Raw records
start

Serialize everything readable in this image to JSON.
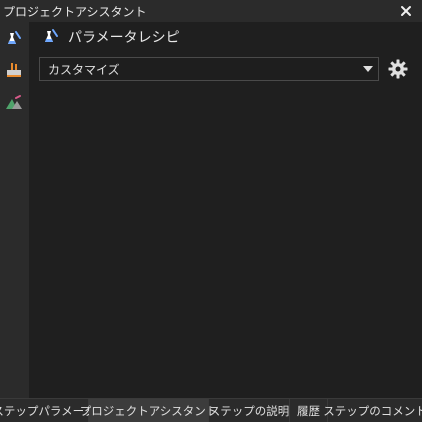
{
  "window": {
    "title": "プロジェクトアシスタント",
    "close_icon": "close-icon"
  },
  "leftbar": {
    "tools": [
      {
        "name": "flask-icon",
        "active": true
      },
      {
        "name": "cauldron-icon",
        "active": false
      },
      {
        "name": "mountain-icon",
        "active": false
      }
    ]
  },
  "section": {
    "icon": "flask-icon",
    "title": "パラメータレシピ"
  },
  "dropdown": {
    "selected": "カスタマイズ"
  },
  "tabs": [
    {
      "label": "ステップパラメータ",
      "active": false
    },
    {
      "label": "プロジェクトアシスタント",
      "active": true
    },
    {
      "label": "ステップの説明",
      "active": false
    },
    {
      "label": "履歴",
      "active": false
    },
    {
      "label": "ステップのコメント",
      "active": false
    }
  ],
  "colors": {
    "background": "#2b2b2b",
    "content": "#1f1f1f",
    "active_tab": "#3c3c3c",
    "flask_blue": "#6fa8ff",
    "orange": "#e88a2c",
    "green": "#4fa36b"
  }
}
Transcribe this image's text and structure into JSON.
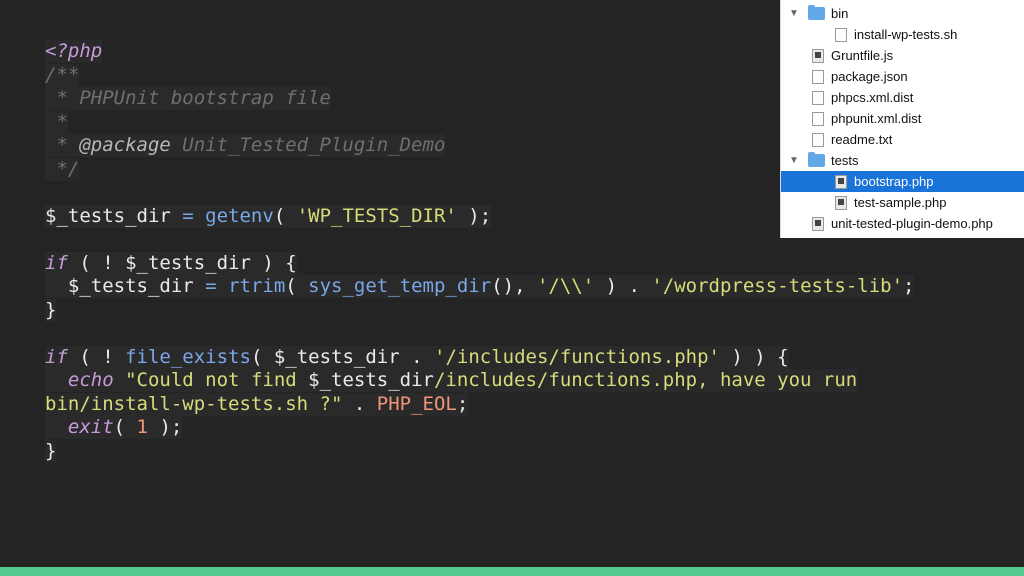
{
  "code": {
    "lines": [
      [
        {
          "t": "<?php",
          "c": "phptag"
        }
      ],
      [
        {
          "t": "/**",
          "c": "comment"
        }
      ],
      [
        {
          "t": " * PHPUnit bootstrap file",
          "c": "comment"
        }
      ],
      [
        {
          "t": " *",
          "c": "comment"
        }
      ],
      [
        {
          "t": " * ",
          "c": "comment"
        },
        {
          "t": "@package",
          "c": "tag"
        },
        {
          "t": " Unit_Tested_Plugin_Demo",
          "c": "comment"
        }
      ],
      [
        {
          "t": " */",
          "c": "comment"
        }
      ],
      [],
      [
        {
          "t": "$_tests_dir",
          "c": "var"
        },
        {
          "t": " = ",
          "c": "op"
        },
        {
          "t": "getenv",
          "c": "fn"
        },
        {
          "t": "( ",
          "c": "punc"
        },
        {
          "t": "'WP_TESTS_DIR'",
          "c": "str"
        },
        {
          "t": " );",
          "c": "punc"
        }
      ],
      [],
      [
        {
          "t": "if",
          "c": "kw"
        },
        {
          "t": " ( ! ",
          "c": "punc"
        },
        {
          "t": "$_tests_dir",
          "c": "var"
        },
        {
          "t": " ) {",
          "c": "punc"
        }
      ],
      [
        {
          "t": "  ",
          "c": "punc"
        },
        {
          "t": "$_tests_dir",
          "c": "var"
        },
        {
          "t": " = ",
          "c": "op"
        },
        {
          "t": "rtrim",
          "c": "fn"
        },
        {
          "t": "( ",
          "c": "punc"
        },
        {
          "t": "sys_get_temp_dir",
          "c": "fn"
        },
        {
          "t": "(), ",
          "c": "punc"
        },
        {
          "t": "'/\\\\'",
          "c": "str"
        },
        {
          "t": " ) . ",
          "c": "punc"
        },
        {
          "t": "'/wordpress-tests-lib'",
          "c": "str"
        },
        {
          "t": ";",
          "c": "punc"
        }
      ],
      [
        {
          "t": "}",
          "c": "punc"
        }
      ],
      [],
      [
        {
          "t": "if",
          "c": "kw"
        },
        {
          "t": " ( ! ",
          "c": "punc"
        },
        {
          "t": "file_exists",
          "c": "fn"
        },
        {
          "t": "( ",
          "c": "punc"
        },
        {
          "t": "$_tests_dir",
          "c": "var"
        },
        {
          "t": " . ",
          "c": "punc"
        },
        {
          "t": "'/includes/functions.php'",
          "c": "str"
        },
        {
          "t": " ) ) {",
          "c": "punc"
        }
      ],
      [
        {
          "t": "  ",
          "c": "punc"
        },
        {
          "t": "echo",
          "c": "kw"
        },
        {
          "t": " ",
          "c": "punc"
        },
        {
          "t": "\"Could not find ",
          "c": "str"
        },
        {
          "t": "$_tests_dir",
          "c": "var"
        },
        {
          "t": "/includes/functions.php, have you run",
          "c": "str"
        }
      ],
      [
        {
          "t": "bin/install-wp-tests.sh ?\"",
          "c": "str"
        },
        {
          "t": " . ",
          "c": "punc"
        },
        {
          "t": "PHP_EOL",
          "c": "const"
        },
        {
          "t": ";",
          "c": "punc"
        }
      ],
      [
        {
          "t": "  ",
          "c": "punc"
        },
        {
          "t": "exit",
          "c": "kw"
        },
        {
          "t": "( ",
          "c": "punc"
        },
        {
          "t": "1",
          "c": "num"
        },
        {
          "t": " );",
          "c": "punc"
        }
      ],
      [
        {
          "t": "}",
          "c": "punc"
        }
      ]
    ]
  },
  "file_tree": {
    "rows": [
      {
        "label": "bin",
        "type": "folder",
        "depth": 0,
        "expanded": true,
        "selected": false,
        "icon": "folder-icon"
      },
      {
        "label": "install-wp-tests.sh",
        "type": "file",
        "depth": 1,
        "selected": false,
        "icon": "file-icon"
      },
      {
        "label": "Gruntfile.js",
        "type": "file-dark",
        "depth": 0,
        "selected": false,
        "icon": "script-file-icon"
      },
      {
        "label": "package.json",
        "type": "file",
        "depth": 0,
        "selected": false,
        "icon": "file-icon"
      },
      {
        "label": "phpcs.xml.dist",
        "type": "file",
        "depth": 0,
        "selected": false,
        "icon": "file-icon"
      },
      {
        "label": "phpunit.xml.dist",
        "type": "file",
        "depth": 0,
        "selected": false,
        "icon": "file-icon"
      },
      {
        "label": "readme.txt",
        "type": "file",
        "depth": 0,
        "selected": false,
        "icon": "file-icon"
      },
      {
        "label": "tests",
        "type": "folder",
        "depth": 0,
        "expanded": true,
        "selected": false,
        "icon": "folder-icon"
      },
      {
        "label": "bootstrap.php",
        "type": "file-dark",
        "depth": 1,
        "selected": true,
        "icon": "script-file-icon"
      },
      {
        "label": "test-sample.php",
        "type": "file-dark",
        "depth": 1,
        "selected": false,
        "icon": "script-file-icon"
      },
      {
        "label": "unit-tested-plugin-demo.php",
        "type": "file-dark",
        "depth": 0,
        "selected": false,
        "icon": "script-file-icon"
      }
    ],
    "disclosure_glyph": "▼"
  },
  "colors": {
    "background": "#242424",
    "accent_bar": "#55c88f",
    "selection": "#1a73d9"
  }
}
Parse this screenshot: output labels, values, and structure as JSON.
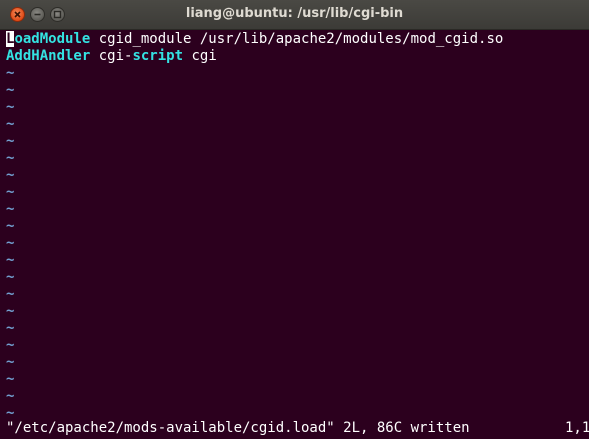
{
  "window": {
    "title": "liang@ubuntu: /usr/lib/cgi-bin"
  },
  "editor": {
    "lines": [
      {
        "cursor_char": "L",
        "keyword_rest": "oadModule",
        "text": " cgid_module /usr/lib/apache2/modules/mod_cgid.so"
      },
      {
        "keyword": "AddHAndler",
        "text_before": " cgi-",
        "keyword2": "script",
        "text_after": " cgi"
      }
    ],
    "empty_line_marker": "~",
    "status_message": "\"/etc/apache2/mods-available/cgid.load\" 2L, 86C written",
    "cursor_position": "1,1"
  },
  "colors": {
    "background": "#2c001e",
    "keyword": "#34e2e2",
    "tilde": "#729fcf",
    "text": "#ffffff"
  }
}
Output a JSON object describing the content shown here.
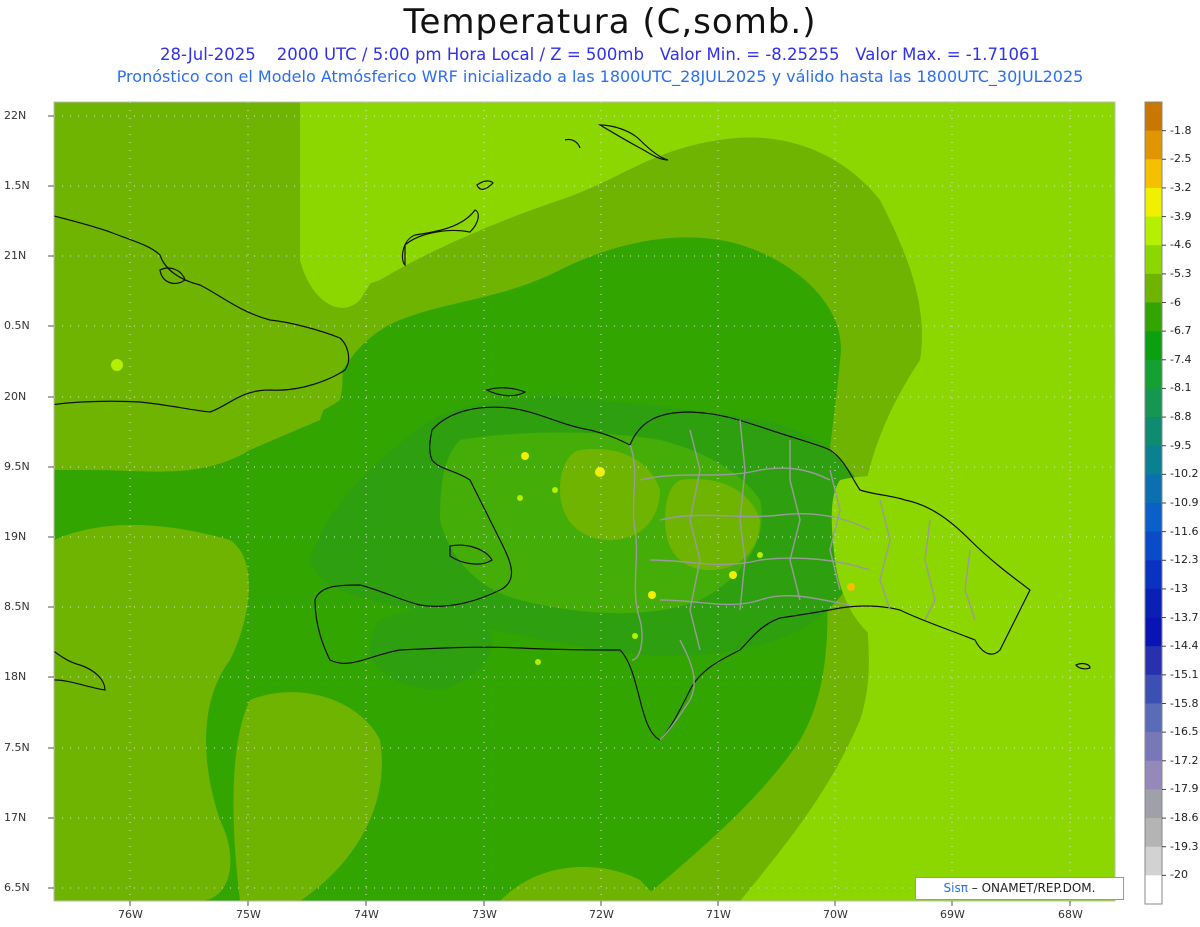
{
  "title": "Temperatura (C,somb.)",
  "subtitle_parts": [
    "28-Jul-2025",
    "2000 UTC / 5:00 pm Hora Local / Z = 500mb",
    "Valor Min. = -8.25255",
    "Valor Max. = -1.71061"
  ],
  "subtitle2": "Pronóstico con el Modelo Atmósferico WRF inicializado a las 1800UTC_28JUL2025 y válido hasta las  1800UTC_30JUL2025",
  "lat_labels": [
    "22N",
    "1.5N",
    "21N",
    "0.5N",
    "20N",
    "9.5N",
    "19N",
    "8.5N",
    "18N",
    "7.5N",
    "17N",
    "6.5N"
  ],
  "lon_labels": [
    "76W",
    "75W",
    "74W",
    "73W",
    "72W",
    "71W",
    "70W",
    "69W",
    "68W"
  ],
  "legend": {
    "labels": [
      "-1.8",
      "-2.5",
      "-3.2",
      "-3.9",
      "-4.6",
      "-5.3",
      "-6",
      "-6.7",
      "-7.4",
      "-8.1",
      "-8.8",
      "-9.5",
      "-10.2",
      "-10.9",
      "-11.6",
      "-12.3",
      "-13",
      "-13.7",
      "-14.4",
      "-15.1",
      "-15.8",
      "-16.5",
      "-17.2",
      "-17.9",
      "-18.6",
      "-19.3",
      "-20"
    ],
    "colors": [
      "#c87800",
      "#e09600",
      "#f5c000",
      "#f0f000",
      "#b4f000",
      "#8cd700",
      "#6eb400",
      "#32a500",
      "#0aa010",
      "#15a032",
      "#169650",
      "#108a70",
      "#0a8090",
      "#0a70b0",
      "#0a60c8",
      "#0a4cc8",
      "#0a32c0",
      "#0a20b4",
      "#0a14b4",
      "#2830b0",
      "#3c50b4",
      "#5a6cb8",
      "#7878b8",
      "#9688b8",
      "#a0a0a8",
      "#b4b4b4",
      "#d2d2d2",
      "#ffffff"
    ]
  },
  "credit": {
    "sis": "Sisπ",
    "rest": " – ONAMET/REP.DOM."
  }
}
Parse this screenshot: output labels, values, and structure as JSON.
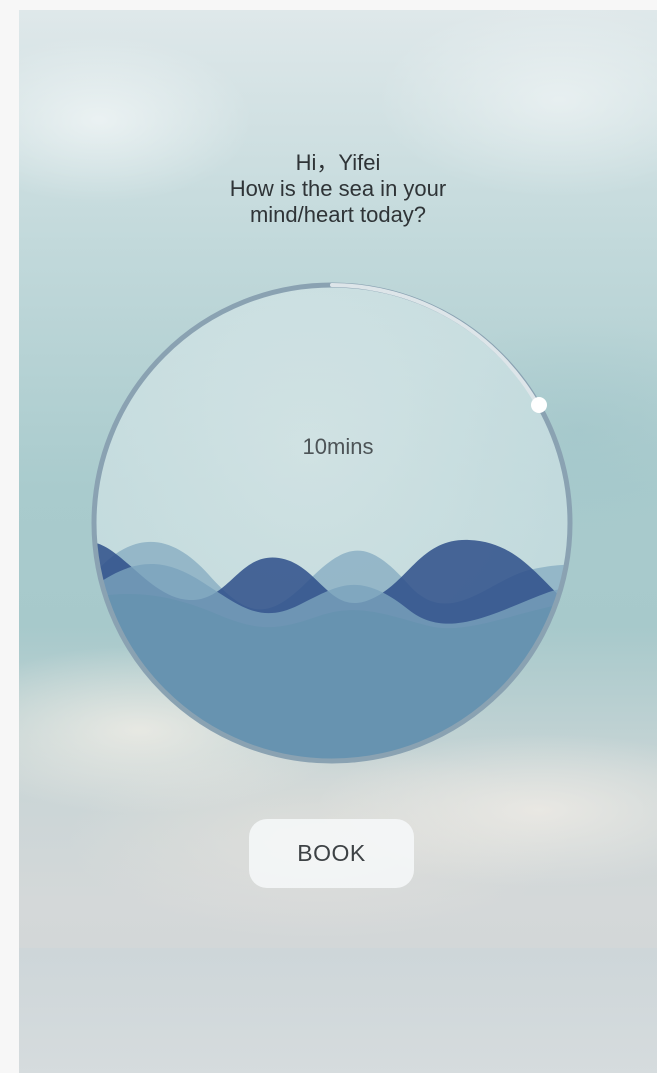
{
  "greeting": {
    "line1": "Hi，Yifei",
    "line2": "How is the sea in your",
    "line3": "mind/heart today?"
  },
  "timer": {
    "label": "10mins"
  },
  "actions": {
    "book_label": "BOOK"
  },
  "colors": {
    "wave_dark": "#2e4f8a",
    "wave_light": "#6793b0",
    "ring": "#8aa2b2",
    "progress_handle": "#ffffff"
  }
}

end

◆ Required task:
Collect each line of the entries that has the word "background", copying it in full.

◆ Response to this exercise:
    "background": "#2b2b2b",
    "background": "#242424",
    "background": "#2c001e",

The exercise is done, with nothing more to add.